| Task instructions |
Print each line of the listing once more, precisely as given.

[Dataset items]
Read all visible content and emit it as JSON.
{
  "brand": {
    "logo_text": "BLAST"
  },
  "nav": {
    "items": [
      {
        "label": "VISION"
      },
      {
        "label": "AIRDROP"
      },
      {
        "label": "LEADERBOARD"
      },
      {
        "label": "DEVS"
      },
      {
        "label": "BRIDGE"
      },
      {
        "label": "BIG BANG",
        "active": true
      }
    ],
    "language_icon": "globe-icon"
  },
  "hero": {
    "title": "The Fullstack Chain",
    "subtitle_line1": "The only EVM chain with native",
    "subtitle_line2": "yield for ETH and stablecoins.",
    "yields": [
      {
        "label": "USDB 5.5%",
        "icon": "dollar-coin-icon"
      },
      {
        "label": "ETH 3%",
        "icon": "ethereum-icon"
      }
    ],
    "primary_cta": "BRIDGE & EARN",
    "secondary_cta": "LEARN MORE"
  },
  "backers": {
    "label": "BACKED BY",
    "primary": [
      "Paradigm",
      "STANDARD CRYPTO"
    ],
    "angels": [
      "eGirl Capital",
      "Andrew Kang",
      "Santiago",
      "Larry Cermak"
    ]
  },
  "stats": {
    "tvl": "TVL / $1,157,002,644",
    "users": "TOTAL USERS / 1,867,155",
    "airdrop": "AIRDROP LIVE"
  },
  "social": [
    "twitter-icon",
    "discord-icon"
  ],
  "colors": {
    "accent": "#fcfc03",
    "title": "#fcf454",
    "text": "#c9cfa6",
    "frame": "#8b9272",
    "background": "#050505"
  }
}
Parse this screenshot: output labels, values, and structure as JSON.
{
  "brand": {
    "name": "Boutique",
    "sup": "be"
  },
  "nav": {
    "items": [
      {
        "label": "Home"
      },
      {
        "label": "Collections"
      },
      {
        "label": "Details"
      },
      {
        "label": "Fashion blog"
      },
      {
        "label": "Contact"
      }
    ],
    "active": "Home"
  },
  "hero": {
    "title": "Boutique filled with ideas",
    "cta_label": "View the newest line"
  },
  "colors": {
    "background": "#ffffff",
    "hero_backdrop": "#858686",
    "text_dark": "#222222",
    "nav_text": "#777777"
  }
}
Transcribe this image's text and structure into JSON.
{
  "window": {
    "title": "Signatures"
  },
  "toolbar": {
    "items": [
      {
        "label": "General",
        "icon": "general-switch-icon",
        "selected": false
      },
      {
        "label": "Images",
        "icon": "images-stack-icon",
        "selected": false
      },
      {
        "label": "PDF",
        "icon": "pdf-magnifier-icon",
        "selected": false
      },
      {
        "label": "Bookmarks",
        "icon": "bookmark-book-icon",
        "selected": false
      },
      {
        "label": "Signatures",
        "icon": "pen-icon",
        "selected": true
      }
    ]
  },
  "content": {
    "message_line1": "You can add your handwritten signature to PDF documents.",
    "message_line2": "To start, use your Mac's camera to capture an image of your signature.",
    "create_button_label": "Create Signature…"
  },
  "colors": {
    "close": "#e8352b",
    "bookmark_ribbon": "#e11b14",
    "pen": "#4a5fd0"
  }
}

| Response below |
Read all visible content and emit it as JSON.
{
  "brand": {
    "logo_text": "BLAST"
  },
  "nav": {
    "items": [
      {
        "label": "VISION"
      },
      {
        "label": "AIRDROP"
      },
      {
        "label": "LEADERBOARD"
      },
      {
        "label": "DEVS"
      },
      {
        "label": "BRIDGE"
      },
      {
        "label": "BIG BANG",
        "active": true
      }
    ],
    "language_icon": "globe-icon"
  },
  "hero": {
    "title": "The Fullstack Chain",
    "subtitle_line1": "The only EVM chain with native",
    "subtitle_line2": "yield for ETH and stablecoins.",
    "yields": [
      {
        "label": "USDB 5.5%",
        "icon": "dollar-coin-icon"
      },
      {
        "label": "ETH 3%",
        "icon": "ethereum-icon"
      }
    ],
    "primary_cta": "BRIDGE & EARN",
    "secondary_cta": "LEARN MORE"
  },
  "backers": {
    "label": "BACKED BY",
    "primary": [
      "Paradigm",
      "STANDARD CRYPTO"
    ],
    "angels": [
      "eGirl Capital",
      "Andrew Kang",
      "Santiago",
      "Larry Cermak"
    ]
  },
  "stats": {
    "tvl": "TVL / $1,157,002,644",
    "users": "TOTAL USERS / 1,867,155",
    "airdrop": "AIRDROP LIVE"
  },
  "social": [
    "twitter-icon",
    "discord-icon"
  ],
  "colors": {
    "accent": "#fcfc03",
    "title": "#fcf454",
    "text": "#c9cfa6",
    "frame": "#8b9272",
    "background": "#050505"
  }
}
Parse this screenshot: output labels, values, and structure as JSON.
{
  "brand": {
    "name": "Boutique",
    "sup": "be"
  },
  "nav": {
    "items": [
      {
        "label": "Home"
      },
      {
        "label": "Collections"
      },
      {
        "label": "Details"
      },
      {
        "label": "Fashion blog"
      },
      {
        "label": "Contact"
      }
    ],
    "active": "Home"
  },
  "hero": {
    "title": "Boutique filled with ideas",
    "cta_label": "View the newest line"
  },
  "colors": {
    "background": "#ffffff",
    "hero_backdrop": "#858686",
    "text_dark": "#222222",
    "nav_text": "#777777"
  }
}
Transcribe this image's text and structure into JSON.
{
  "window": {
    "title": "Signatures"
  },
  "toolbar": {
    "items": [
      {
        "label": "General",
        "icon": "general-switch-icon",
        "selected": false
      },
      {
        "label": "Images",
        "icon": "images-stack-icon",
        "selected": false
      },
      {
        "label": "PDF",
        "icon": "pdf-magnifier-icon",
        "selected": false
      },
      {
        "label": "Bookmarks",
        "icon": "bookmark-book-icon",
        "selected": false
      },
      {
        "label": "Signatures",
        "icon": "pen-icon",
        "selected": true
      }
    ]
  },
  "content": {
    "message_line1": "You can add your handwritten signature to PDF documents.",
    "message_line2": "To start, use your Mac's camera to capture an image of your signature.",
    "create_button_label": "Create Signature…"
  },
  "colors": {
    "close": "#e8352b",
    "bookmark_ribbon": "#e11b14",
    "pen": "#4a5fd0"
  }
}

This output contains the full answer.